- Extracto de página
--------------------------------
Primero la clasificación racial institucionalizada; así como Sudáfrica lo hizo con su Ley de Registro de Población (1950), Israel lo establece con su Ley del Retorno (del mismo año) que define quién es judío y concede derechos superiores a los judíos de todo el mundo, mientras que a los palestinos se les niega cualquier estatus comparable. La Ley del Estado Nación de 2018 consagra constitucionalmente esta supremacía al declarar Israel como el "Estado-nación del pueblo judío", relegando a sus ciudadanos no judíos (el 20 % de la población) a una ciudadanía de segunda clase.
En segundo lugar, la ingeniería territorial partiendo de la segregación geográfica y restricciones de movimiento. El apartheid sudafricano creó bantustanes para confinar a la población negra; el Estado de Israel impulsa colonias y asentamientos para la población judía y expulsa a los palestinos de sus territorios.
La similitud es estructural y obedece a la misma lógica supremacista: fragmentar, dominar y, finalmente, exterminar. Por ejemplo, en Sudáfrica el régimen creó diez bantustanes étnicos (como Transkei, Bophuthatswana, etc.) esparcidos por el territorio. El objetivo declarado era concederles una "independencia" ficticia para, de este modo, despojar de la ciudadanía sudafricana a la población negra y confinarla en estos territorios marginales, sin derechos en el "Gran Sudáfrica" blanco.
--------------------------------
- Objetivo planteado A
Enumera todas las leyes que se mencionan en el fragmento sobre el apartheid, junto con el año que se les atribuye.
- Objetivo planteado B
Escribe la continuación del fragmento sobre el apartheid a partir de su última oración.
--------------------------------
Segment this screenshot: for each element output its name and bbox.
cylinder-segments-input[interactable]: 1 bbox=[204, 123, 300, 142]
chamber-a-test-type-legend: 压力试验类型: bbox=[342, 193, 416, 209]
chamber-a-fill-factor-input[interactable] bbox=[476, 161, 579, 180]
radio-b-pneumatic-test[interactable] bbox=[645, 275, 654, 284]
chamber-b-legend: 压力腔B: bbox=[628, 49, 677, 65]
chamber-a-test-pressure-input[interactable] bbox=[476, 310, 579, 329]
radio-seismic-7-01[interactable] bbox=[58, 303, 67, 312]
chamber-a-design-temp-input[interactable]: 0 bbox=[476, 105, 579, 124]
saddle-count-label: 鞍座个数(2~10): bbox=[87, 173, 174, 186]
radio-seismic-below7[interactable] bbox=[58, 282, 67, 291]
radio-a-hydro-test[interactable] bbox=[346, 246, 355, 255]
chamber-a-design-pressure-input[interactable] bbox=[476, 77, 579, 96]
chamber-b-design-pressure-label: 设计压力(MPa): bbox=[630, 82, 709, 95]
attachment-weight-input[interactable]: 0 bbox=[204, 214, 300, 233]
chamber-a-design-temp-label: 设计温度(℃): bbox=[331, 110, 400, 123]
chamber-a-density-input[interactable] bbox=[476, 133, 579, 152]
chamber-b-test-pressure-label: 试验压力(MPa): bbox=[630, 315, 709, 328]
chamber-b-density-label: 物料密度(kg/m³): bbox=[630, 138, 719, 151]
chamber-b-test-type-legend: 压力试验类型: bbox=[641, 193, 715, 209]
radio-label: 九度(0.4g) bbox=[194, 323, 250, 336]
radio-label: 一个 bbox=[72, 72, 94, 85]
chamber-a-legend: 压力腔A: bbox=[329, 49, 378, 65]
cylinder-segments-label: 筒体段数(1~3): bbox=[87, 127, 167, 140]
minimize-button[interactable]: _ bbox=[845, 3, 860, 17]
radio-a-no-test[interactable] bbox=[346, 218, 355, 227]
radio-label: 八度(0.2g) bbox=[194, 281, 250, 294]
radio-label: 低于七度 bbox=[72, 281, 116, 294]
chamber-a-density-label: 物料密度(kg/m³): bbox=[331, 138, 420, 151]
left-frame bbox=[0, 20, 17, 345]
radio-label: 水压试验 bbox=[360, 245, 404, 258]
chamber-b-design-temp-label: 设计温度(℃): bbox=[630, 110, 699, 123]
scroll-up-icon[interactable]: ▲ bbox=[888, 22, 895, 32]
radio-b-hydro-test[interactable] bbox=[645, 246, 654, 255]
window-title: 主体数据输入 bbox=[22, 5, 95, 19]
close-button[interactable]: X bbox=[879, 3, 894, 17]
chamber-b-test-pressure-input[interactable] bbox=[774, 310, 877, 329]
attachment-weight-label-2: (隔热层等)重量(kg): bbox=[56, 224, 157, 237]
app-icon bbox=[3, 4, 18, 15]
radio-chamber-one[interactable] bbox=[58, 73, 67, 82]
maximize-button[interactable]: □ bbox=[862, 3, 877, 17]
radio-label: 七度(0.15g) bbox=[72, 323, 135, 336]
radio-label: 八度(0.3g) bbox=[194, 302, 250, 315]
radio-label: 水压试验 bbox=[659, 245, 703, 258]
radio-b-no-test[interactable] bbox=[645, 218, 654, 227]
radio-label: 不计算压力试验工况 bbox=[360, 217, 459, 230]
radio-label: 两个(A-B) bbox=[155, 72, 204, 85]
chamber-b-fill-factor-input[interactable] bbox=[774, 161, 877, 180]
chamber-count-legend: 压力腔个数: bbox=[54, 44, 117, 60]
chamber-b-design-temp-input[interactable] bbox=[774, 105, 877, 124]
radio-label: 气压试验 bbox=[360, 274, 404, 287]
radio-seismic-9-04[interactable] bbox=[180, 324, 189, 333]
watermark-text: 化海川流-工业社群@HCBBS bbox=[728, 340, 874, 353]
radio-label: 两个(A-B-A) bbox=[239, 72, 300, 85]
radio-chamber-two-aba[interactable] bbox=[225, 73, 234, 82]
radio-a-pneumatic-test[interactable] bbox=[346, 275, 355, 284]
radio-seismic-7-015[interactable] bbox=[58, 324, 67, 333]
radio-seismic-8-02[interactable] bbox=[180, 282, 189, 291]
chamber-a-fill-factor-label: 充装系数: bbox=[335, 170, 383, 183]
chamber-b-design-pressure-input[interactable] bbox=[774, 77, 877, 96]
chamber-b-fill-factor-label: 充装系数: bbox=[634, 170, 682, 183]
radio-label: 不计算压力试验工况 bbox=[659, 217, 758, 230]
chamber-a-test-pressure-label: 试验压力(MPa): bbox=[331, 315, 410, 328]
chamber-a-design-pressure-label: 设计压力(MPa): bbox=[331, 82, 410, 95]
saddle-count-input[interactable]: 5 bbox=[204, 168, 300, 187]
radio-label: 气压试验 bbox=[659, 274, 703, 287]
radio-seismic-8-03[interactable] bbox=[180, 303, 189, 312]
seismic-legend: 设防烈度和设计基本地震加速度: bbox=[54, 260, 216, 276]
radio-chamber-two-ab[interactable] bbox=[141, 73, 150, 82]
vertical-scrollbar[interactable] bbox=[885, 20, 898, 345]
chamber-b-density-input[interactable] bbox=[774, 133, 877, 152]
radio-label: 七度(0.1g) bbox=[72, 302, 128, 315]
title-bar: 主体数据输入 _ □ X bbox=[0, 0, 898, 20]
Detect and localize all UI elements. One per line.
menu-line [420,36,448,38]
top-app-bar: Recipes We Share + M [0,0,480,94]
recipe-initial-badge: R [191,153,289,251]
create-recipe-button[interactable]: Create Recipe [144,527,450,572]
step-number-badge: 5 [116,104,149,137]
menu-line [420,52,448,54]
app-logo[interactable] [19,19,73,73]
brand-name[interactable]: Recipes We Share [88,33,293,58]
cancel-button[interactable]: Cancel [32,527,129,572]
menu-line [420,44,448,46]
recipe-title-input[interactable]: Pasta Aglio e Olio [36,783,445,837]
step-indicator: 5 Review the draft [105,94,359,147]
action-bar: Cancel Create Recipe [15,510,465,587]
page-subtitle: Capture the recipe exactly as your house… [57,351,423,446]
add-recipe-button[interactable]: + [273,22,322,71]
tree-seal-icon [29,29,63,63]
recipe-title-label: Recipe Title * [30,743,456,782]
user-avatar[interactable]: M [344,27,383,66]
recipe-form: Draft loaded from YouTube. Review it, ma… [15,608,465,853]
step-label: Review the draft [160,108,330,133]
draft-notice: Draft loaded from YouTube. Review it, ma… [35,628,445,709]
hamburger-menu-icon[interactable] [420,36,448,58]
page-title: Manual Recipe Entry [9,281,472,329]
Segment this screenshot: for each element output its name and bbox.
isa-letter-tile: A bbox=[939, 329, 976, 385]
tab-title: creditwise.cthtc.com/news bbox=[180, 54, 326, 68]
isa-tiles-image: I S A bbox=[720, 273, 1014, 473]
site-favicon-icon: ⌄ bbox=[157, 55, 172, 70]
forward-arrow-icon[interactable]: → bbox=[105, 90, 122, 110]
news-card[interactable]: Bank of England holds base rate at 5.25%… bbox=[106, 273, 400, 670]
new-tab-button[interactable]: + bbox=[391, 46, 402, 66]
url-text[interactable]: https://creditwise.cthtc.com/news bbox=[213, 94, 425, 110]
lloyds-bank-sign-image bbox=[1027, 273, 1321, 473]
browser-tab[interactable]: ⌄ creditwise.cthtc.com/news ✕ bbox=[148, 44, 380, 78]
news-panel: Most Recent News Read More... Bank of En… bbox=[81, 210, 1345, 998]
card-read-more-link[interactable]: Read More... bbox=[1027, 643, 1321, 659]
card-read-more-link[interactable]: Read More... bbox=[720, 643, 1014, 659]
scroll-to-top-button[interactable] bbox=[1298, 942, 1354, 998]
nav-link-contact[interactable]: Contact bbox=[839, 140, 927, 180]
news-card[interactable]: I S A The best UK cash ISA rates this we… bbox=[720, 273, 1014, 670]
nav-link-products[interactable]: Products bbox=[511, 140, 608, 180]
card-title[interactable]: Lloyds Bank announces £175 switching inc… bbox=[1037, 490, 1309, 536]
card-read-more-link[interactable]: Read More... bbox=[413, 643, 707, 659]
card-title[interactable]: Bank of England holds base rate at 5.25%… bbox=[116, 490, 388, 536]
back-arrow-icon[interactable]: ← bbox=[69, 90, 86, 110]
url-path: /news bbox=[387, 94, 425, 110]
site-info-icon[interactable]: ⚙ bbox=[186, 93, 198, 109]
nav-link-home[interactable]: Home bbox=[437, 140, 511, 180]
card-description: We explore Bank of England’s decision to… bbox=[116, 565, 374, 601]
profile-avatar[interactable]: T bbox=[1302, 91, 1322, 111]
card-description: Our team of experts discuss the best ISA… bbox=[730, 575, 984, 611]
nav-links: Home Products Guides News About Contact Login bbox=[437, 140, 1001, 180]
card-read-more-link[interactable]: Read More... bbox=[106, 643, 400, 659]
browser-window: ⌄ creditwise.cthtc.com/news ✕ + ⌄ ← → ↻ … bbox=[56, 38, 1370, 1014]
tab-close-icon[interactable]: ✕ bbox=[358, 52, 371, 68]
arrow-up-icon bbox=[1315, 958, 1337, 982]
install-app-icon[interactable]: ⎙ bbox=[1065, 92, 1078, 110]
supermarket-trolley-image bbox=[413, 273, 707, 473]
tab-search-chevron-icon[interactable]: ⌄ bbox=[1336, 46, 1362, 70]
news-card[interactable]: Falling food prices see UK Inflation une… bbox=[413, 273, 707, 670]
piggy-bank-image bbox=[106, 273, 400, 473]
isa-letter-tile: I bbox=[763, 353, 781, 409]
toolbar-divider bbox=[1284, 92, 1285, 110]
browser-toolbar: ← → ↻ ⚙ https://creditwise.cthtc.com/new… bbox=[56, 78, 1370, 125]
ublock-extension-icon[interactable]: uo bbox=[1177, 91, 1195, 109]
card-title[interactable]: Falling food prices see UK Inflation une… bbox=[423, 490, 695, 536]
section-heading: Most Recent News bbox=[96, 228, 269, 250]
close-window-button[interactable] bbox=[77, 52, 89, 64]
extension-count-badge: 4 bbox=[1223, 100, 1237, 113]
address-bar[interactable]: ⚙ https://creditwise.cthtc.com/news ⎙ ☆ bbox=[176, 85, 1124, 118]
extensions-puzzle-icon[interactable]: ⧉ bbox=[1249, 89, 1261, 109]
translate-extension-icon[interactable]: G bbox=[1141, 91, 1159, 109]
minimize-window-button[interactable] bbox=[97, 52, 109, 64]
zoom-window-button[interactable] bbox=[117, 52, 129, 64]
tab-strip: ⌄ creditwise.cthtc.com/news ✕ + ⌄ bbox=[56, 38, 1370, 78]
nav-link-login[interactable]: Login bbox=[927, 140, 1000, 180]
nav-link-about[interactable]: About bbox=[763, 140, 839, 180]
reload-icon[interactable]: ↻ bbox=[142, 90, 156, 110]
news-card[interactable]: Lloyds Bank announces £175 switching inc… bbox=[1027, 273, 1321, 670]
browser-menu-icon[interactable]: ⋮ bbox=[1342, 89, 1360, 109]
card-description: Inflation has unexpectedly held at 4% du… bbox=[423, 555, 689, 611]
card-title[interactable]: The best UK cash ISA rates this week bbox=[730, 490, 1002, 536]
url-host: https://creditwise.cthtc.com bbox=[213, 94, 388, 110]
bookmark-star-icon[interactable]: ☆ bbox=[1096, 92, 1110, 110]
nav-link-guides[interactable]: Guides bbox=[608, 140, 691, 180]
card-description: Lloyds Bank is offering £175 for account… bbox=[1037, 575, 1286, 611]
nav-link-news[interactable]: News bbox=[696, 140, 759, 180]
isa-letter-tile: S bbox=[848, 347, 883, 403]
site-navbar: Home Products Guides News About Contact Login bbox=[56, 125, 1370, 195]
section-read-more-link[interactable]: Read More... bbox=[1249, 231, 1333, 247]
--------------------------------
- Resultado esperado A
- Ley de Registro de Población (1950)
- Ley del Retorno (1950)
- Ley del Estado Nación (2018)

- Resultado esperado B
En el caso de Israel, el entramado de asentamientos israelíes en Cisjordania, conectados por carreteras exclusivas para judíos y protegidos por puestos militares, ha creado un archipiélago de más de 200 enclaves palestinos desconectados entre sí y 127 asentamientos, 135 outspost judías (Kiryat Arba, Ariel, Kfar Etzion, etc.). Este "archipiélago" funciona de facto como una versión moderna de los bantustanes y aísla a las comunidades palestinas para hacer inviable un Estado territorialmente contiguo.
Genocidio y etnocidio: la destrucción sistemática de Gaza
Si el apartheid define la estructura de opresión, los eventos en Gaza desde octubre de 2023 han mostrado su desenlace más brutal. La Comisión Internacional de Investigación Independiente de la ONU afirmó de manera contundente en 2025 que Israel ha cometido genocidio contra los palestinos en Gaza. El informe detalló que las autoridades israelíes han perpetrado cuatro de los cinco actos genocidas definidos por la Convención de 1948, matar y causar lesiones graves, someter deliberadamente a condiciones de vida destructivas, impedir los nacimientos e infligir intención de destruir al grupo.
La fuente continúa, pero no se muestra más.